• [WHAT TO DO]:
Where does the string "Surface" appear in the records? Copy every line that contains it.

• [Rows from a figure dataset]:
◇ ◇ ◇ ◇ ◇
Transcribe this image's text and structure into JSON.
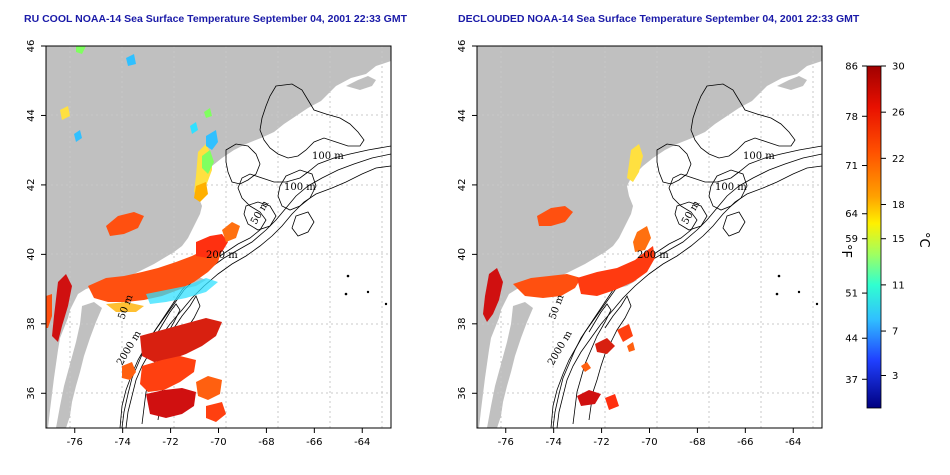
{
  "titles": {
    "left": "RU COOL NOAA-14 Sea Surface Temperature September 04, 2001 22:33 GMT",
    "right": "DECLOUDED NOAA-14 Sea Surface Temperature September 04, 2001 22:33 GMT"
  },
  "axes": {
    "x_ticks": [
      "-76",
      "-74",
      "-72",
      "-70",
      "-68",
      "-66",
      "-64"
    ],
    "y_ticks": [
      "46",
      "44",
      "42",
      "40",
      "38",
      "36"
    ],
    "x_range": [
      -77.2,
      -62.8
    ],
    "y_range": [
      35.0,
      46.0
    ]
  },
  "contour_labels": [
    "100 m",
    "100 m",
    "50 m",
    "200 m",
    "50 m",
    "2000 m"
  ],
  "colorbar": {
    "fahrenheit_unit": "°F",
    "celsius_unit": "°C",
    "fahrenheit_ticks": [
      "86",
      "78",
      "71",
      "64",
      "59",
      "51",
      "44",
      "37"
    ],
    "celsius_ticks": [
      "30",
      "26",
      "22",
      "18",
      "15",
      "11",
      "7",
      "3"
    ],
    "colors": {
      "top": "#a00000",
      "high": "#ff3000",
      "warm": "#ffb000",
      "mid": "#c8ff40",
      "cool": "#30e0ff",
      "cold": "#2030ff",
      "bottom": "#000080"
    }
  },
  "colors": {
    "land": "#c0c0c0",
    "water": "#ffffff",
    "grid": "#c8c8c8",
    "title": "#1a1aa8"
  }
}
◇ ◇ ◇ ◇ ◇
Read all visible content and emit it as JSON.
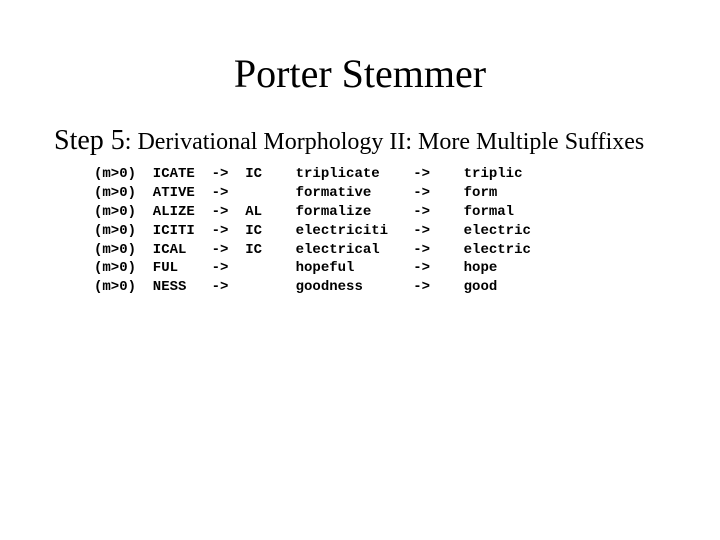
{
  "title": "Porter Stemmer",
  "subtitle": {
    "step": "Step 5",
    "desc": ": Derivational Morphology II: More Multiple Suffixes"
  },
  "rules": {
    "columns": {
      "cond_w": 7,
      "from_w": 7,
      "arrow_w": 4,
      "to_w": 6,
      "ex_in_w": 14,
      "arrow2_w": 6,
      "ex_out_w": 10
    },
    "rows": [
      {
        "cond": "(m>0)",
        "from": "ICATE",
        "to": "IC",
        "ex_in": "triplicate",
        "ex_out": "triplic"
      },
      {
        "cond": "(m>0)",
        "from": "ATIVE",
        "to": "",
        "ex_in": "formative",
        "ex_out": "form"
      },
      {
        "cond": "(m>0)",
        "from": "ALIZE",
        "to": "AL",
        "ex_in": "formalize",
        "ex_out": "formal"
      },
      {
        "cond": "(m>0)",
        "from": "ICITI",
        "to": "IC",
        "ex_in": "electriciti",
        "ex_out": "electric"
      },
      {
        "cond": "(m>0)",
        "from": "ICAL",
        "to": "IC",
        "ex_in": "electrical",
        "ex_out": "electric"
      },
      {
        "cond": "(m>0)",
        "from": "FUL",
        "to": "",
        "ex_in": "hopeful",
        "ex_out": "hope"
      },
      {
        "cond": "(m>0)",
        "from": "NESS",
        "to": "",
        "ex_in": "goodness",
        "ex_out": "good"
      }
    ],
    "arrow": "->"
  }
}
◇ ◇ ◇ ◇ ◇
• [TASK RESULT]:
    "left": "RU COOL NOAA-14 Sea Surface Temperature September 04, 2001 22:33 GMT",
    "right": "DECLOUDED NOAA-14 Sea Surface Temperature September 04, 2001 22:33 GMT"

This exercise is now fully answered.